Items from a dataset:
--- start ---
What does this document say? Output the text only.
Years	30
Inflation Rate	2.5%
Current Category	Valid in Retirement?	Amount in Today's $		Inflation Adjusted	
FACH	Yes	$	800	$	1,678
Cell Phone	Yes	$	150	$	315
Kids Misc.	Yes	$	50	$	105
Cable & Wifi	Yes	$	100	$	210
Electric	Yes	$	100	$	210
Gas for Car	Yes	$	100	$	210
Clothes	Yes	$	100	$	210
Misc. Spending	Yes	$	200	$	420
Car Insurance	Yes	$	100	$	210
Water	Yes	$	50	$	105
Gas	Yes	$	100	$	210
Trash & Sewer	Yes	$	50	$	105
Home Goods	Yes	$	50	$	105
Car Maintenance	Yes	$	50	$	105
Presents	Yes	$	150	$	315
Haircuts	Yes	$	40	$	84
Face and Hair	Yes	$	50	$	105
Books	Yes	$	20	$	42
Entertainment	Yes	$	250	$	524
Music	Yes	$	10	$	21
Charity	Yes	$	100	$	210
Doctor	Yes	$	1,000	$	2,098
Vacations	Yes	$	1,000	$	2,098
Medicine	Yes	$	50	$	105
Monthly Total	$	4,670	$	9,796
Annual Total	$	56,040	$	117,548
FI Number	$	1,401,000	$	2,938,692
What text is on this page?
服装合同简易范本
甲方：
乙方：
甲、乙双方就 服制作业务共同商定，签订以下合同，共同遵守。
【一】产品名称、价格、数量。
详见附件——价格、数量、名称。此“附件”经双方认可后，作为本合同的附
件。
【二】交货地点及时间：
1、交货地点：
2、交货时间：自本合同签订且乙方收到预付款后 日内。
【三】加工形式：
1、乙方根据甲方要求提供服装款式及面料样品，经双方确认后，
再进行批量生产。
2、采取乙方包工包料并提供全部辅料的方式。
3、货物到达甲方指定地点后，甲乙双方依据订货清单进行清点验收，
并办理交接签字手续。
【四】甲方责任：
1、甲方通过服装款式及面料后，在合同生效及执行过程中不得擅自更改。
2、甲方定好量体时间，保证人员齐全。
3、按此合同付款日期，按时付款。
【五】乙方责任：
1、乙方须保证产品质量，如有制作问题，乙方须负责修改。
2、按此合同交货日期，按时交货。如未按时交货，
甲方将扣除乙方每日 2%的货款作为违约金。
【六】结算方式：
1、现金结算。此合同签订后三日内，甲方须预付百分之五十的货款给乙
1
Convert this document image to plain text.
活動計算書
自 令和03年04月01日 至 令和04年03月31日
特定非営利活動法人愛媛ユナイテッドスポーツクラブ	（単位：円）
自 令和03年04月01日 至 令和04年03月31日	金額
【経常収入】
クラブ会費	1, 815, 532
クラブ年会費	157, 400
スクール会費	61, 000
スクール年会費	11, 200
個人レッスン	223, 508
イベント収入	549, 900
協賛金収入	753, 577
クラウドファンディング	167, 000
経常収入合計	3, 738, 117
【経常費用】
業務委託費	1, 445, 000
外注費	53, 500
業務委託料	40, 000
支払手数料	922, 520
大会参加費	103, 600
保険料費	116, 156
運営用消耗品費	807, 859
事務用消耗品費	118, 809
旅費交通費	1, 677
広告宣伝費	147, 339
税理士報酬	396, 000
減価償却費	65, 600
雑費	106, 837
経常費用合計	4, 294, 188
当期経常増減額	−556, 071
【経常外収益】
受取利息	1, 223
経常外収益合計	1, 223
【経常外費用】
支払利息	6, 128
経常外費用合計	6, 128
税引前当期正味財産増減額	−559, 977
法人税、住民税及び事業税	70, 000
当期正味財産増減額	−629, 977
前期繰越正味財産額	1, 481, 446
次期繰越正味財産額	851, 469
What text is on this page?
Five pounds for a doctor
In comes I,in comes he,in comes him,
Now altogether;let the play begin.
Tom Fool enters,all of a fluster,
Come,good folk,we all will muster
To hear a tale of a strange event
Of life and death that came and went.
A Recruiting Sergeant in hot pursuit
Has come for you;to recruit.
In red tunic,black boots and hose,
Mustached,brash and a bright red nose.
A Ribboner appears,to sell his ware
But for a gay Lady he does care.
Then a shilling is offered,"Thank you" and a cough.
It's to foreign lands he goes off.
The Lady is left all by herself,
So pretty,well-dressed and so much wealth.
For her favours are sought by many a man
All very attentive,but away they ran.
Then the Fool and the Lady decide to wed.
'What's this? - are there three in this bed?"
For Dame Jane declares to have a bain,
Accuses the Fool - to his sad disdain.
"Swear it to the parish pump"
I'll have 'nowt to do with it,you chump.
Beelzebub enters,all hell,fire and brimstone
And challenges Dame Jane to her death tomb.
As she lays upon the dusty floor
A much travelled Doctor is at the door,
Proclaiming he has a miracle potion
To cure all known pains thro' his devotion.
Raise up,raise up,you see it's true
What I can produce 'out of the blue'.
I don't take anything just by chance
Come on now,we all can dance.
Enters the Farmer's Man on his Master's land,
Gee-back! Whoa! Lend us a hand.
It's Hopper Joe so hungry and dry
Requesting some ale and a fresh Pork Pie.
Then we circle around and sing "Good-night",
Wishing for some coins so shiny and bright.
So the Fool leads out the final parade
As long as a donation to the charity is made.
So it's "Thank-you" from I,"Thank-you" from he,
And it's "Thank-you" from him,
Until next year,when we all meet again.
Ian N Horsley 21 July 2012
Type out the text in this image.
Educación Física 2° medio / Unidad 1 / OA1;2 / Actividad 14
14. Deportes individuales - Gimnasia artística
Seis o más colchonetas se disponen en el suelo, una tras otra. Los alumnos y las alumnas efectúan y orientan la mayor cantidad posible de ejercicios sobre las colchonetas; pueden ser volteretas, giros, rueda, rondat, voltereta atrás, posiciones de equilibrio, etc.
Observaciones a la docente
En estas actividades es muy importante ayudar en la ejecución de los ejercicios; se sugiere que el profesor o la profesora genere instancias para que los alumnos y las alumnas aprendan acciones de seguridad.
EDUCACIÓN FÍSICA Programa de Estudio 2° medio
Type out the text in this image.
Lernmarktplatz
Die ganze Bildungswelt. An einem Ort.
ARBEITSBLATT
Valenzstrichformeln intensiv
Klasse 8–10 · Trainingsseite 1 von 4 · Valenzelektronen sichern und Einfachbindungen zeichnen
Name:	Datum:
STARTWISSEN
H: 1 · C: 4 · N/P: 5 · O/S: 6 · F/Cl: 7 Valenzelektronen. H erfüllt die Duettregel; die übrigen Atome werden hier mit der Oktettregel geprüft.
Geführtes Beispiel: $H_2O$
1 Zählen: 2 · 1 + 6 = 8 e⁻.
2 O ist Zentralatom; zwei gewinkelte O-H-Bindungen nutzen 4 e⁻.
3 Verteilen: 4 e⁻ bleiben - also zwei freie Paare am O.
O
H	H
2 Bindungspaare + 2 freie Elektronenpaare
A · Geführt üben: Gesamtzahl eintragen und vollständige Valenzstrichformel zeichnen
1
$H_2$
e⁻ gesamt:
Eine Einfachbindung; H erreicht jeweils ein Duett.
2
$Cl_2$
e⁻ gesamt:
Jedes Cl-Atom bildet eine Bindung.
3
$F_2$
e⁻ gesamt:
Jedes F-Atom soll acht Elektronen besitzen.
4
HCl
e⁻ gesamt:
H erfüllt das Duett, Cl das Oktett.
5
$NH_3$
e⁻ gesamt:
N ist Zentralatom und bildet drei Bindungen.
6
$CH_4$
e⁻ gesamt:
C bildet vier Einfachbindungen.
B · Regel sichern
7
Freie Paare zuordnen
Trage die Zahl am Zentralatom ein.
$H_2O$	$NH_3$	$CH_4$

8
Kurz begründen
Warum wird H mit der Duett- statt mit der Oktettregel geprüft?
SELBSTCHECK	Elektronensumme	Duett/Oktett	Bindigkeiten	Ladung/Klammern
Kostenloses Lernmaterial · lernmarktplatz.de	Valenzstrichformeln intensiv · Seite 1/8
--- end ---
* [Problem to solve] For this exercise, gather every line of the data that contains the word "Lady".

* [Complete response]
But for a gay Lady he does care.
The Lady is left all by herself,
Then the Fool and the Lady decide to wed.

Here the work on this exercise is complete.